Problem requirements:
Transcribe the records exactly. Pictures do not belong in the transcription.

Data records:
------------------------------------------------

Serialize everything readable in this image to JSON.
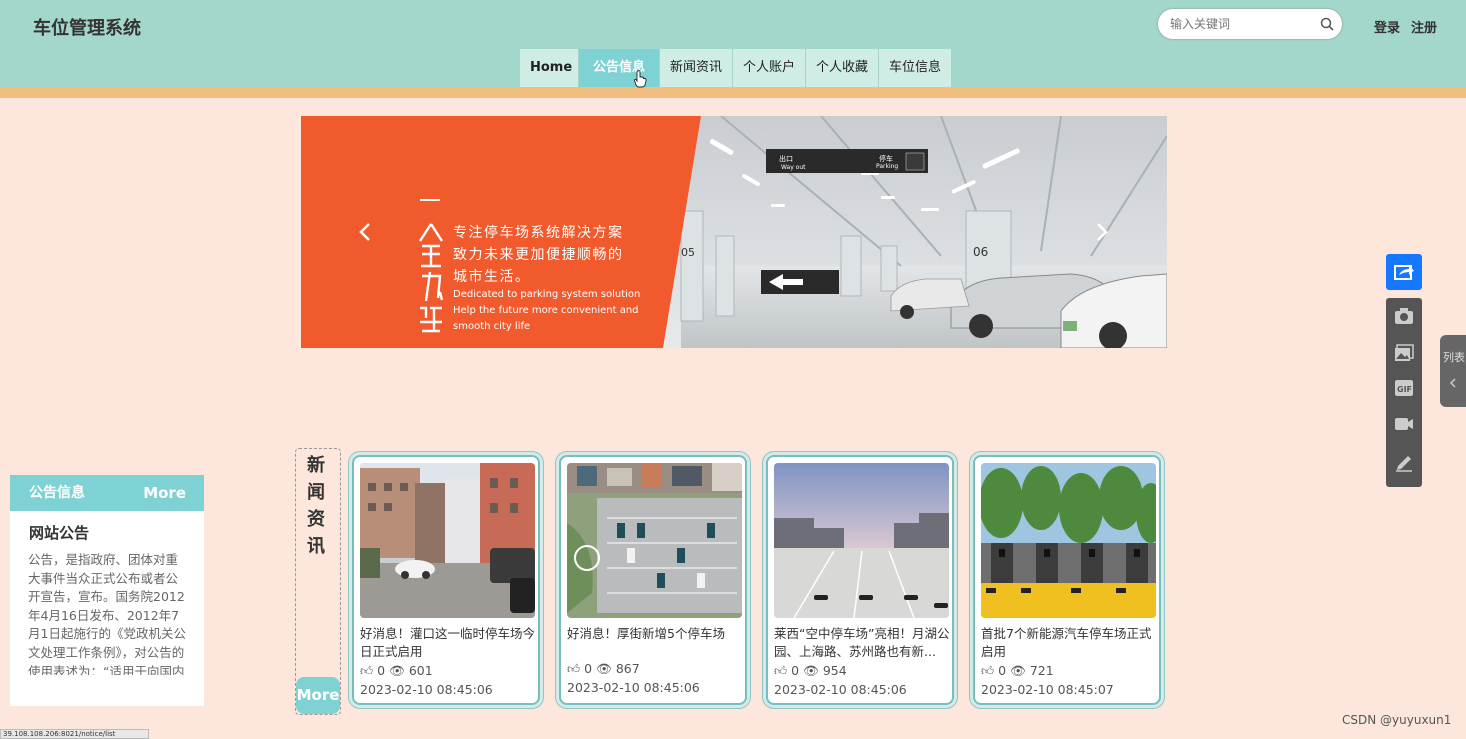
{
  "header": {
    "brand": "车位管理系统",
    "search_placeholder": "输入关键词",
    "login": "登录",
    "register": "注册"
  },
  "nav": {
    "tabs": [
      {
        "label": "Home"
      },
      {
        "label": "公告信息"
      },
      {
        "label": "新闻资讯"
      },
      {
        "label": "个人账户"
      },
      {
        "label": "个人收藏"
      },
      {
        "label": "车位信息"
      }
    ],
    "active_index": 1
  },
  "banner": {
    "line1": "专注停车场系统解决方案",
    "line2": "致力未来更加便捷顺畅的",
    "line3": "城市生活。",
    "en1": "Dedicated to parking system solution",
    "en2": "Help the future more convenient and",
    "en3": "smooth city life",
    "sign_exit": "出口",
    "sign_way_out": "Way out",
    "sign_parking_cn": "停车",
    "sign_parking": "Parking",
    "sign_05": "05",
    "sign_06": "06"
  },
  "notice": {
    "header": "公告信息",
    "more": "More",
    "subtitle": "网站公告",
    "body": "公告，是指政府、团体对重大事件当众正式公布或者公开宣告，宣布。国务院2012年4月16日发布、2012年7月1日起施行的《党政机关公文处理工作条例》，对公告的使用表述为：“适用于向国内外宣布重要事项或者法定"
  },
  "news": {
    "label": "新闻资讯",
    "more": "More",
    "cards": [
      {
        "title": "好消息！灌口这一临时停车场今日正式启用",
        "likes": "0",
        "views": "601",
        "date": "2023-02-10 08:45:06"
      },
      {
        "title": "好消息！厚街新增5个停车场",
        "likes": "0",
        "views": "867",
        "date": "2023-02-10 08:45:06"
      },
      {
        "title": "莱西“空中停车场”亮相！月湖公园、上海路、苏州路也有新...",
        "likes": "0",
        "views": "954",
        "date": "2023-02-10 08:45:06"
      },
      {
        "title": "首批7个新能源汽车停车场正式启用",
        "likes": "0",
        "views": "721",
        "date": "2023-02-10 08:45:07"
      }
    ]
  },
  "side_tools": {
    "list_tab": "列表",
    "icons": [
      "share-icon",
      "camera-icon",
      "image-icon",
      "gif-icon",
      "video-icon",
      "pen-icon"
    ]
  },
  "footer": {
    "watermark": "CSDN @yuyuxun1",
    "status_url": "39.108.108.206:8021/notice/list"
  },
  "colors": {
    "topbar": "#a3d7cb",
    "accent": "#7fd2d4",
    "stripe": "#f2be7d",
    "page_bg": "#fde6dc",
    "banner_orange": "#f05a2c"
  }
}
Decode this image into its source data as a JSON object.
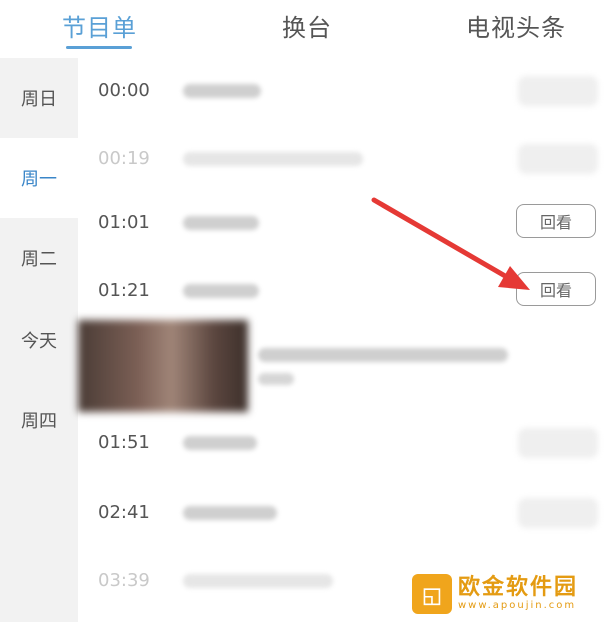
{
  "tabs": [
    {
      "label": "节目单",
      "active": true
    },
    {
      "label": "换台",
      "active": false
    },
    {
      "label": "电视头条",
      "active": false
    }
  ],
  "days": [
    {
      "label": "周日",
      "active": false
    },
    {
      "label": "周一",
      "active": true
    },
    {
      "label": "周二",
      "active": false
    },
    {
      "label": "今天",
      "active": false
    },
    {
      "label": "周四",
      "active": false
    }
  ],
  "programs": [
    {
      "time": "00:00",
      "faded": false,
      "replay_label": null
    },
    {
      "time": "00:19",
      "faded": true,
      "replay_label": null
    },
    {
      "time": "01:01",
      "faded": false,
      "replay_label": "回看"
    },
    {
      "time": "01:21",
      "faded": false,
      "replay_label": "回看"
    },
    {
      "time": "01:51",
      "faded": false,
      "replay_label": null
    },
    {
      "time": "02:41",
      "faded": false,
      "replay_label": null
    },
    {
      "time": "03:39",
      "faded": true,
      "replay_label": null
    }
  ],
  "watermark": {
    "main": "欧金软件园",
    "sub": "www.apoujin.com"
  },
  "colors": {
    "accent": "#5aa0d6",
    "arrow": "#e53935",
    "watermark": "#f0a51c"
  }
}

------------------------------------------------

Written solution:
Serialize everything readable in this image to JSON.
{
  "header": {
    "brand": "车位管理系统",
    "search_placeholder": "输入关键词",
    "login": "登录",
    "register": "注册"
  },
  "nav": {
    "tabs": [
      {
        "label": "Home"
      },
      {
        "label": "公告信息"
      },
      {
        "label": "新闻资讯"
      },
      {
        "label": "个人账户"
      },
      {
        "label": "个人收藏"
      },
      {
        "label": "车位信息"
      }
    ],
    "active_index": 1
  },
  "banner": {
    "line1": "专注停车场系统解决方案",
    "line2": "致力未来更加便捷顺畅的",
    "line3": "城市生活。",
    "en1": "Dedicated to parking system solution",
    "en2": "Help the future more convenient and",
    "en3": "smooth city life",
    "sign_exit": "出口",
    "sign_way_out": "Way out",
    "sign_parking_cn": "停车",
    "sign_parking": "Parking",
    "sign_05": "05",
    "sign_06": "06"
  },
  "notice": {
    "header": "公告信息",
    "more": "More",
    "subtitle": "网站公告",
    "body": "公告，是指政府、团体对重大事件当众正式公布或者公开宣告，宣布。国务院2012年4月16日发布、2012年7月1日起施行的《党政机关公文处理工作条例》，对公告的使用表述为：“适用于向国内外宣布重要事项或者法定"
  },
  "news": {
    "label": "新闻资讯",
    "more": "More",
    "cards": [
      {
        "title": "好消息！灌口这一临时停车场今日正式启用",
        "likes": "0",
        "views": "601",
        "date": "2023-02-10 08:45:06"
      },
      {
        "title": "好消息！厚街新增5个停车场",
        "likes": "0",
        "views": "867",
        "date": "2023-02-10 08:45:06"
      },
      {
        "title": "莱西“空中停车场”亮相！月湖公园、上海路、苏州路也有新...",
        "likes": "0",
        "views": "954",
        "date": "2023-02-10 08:45:06"
      },
      {
        "title": "首批7个新能源汽车停车场正式启用",
        "likes": "0",
        "views": "721",
        "date": "2023-02-10 08:45:07"
      }
    ]
  },
  "side_tools": {
    "list_tab": "列表",
    "icons": [
      "share-icon",
      "camera-icon",
      "image-icon",
      "gif-icon",
      "video-icon",
      "pen-icon"
    ]
  },
  "footer": {
    "watermark": "CSDN @yuyuxun1",
    "status_url": "39.108.108.206:8021/notice/list"
  },
  "colors": {
    "topbar": "#a3d7cb",
    "accent": "#7fd2d4",
    "stripe": "#f2be7d",
    "page_bg": "#fde6dc",
    "banner_orange": "#f05a2c"
  }
}
Decode this image into its source data as a JSON object.
{
  "tabs": [
    {
      "label": "节目单",
      "active": true
    },
    {
      "label": "换台",
      "active": false
    },
    {
      "label": "电视头条",
      "active": false
    }
  ],
  "days": [
    {
      "label": "周日",
      "active": false
    },
    {
      "label": "周一",
      "active": true
    },
    {
      "label": "周二",
      "active": false
    },
    {
      "label": "今天",
      "active": false
    },
    {
      "label": "周四",
      "active": false
    }
  ],
  "programs": [
    {
      "time": "00:00",
      "faded": false,
      "replay_label": null
    },
    {
      "time": "00:19",
      "faded": true,
      "replay_label": null
    },
    {
      "time": "01:01",
      "faded": false,
      "replay_label": "回看"
    },
    {
      "time": "01:21",
      "faded": false,
      "replay_label": "回看"
    },
    {
      "time": "01:51",
      "faded": false,
      "replay_label": null
    },
    {
      "time": "02:41",
      "faded": false,
      "replay_label": null
    },
    {
      "time": "03:39",
      "faded": true,
      "replay_label": null
    }
  ],
  "watermark": {
    "main": "欧金软件园",
    "sub": "www.apoujin.com"
  },
  "colors": {
    "accent": "#5aa0d6",
    "arrow": "#e53935",
    "watermark": "#f0a51c"
  }
}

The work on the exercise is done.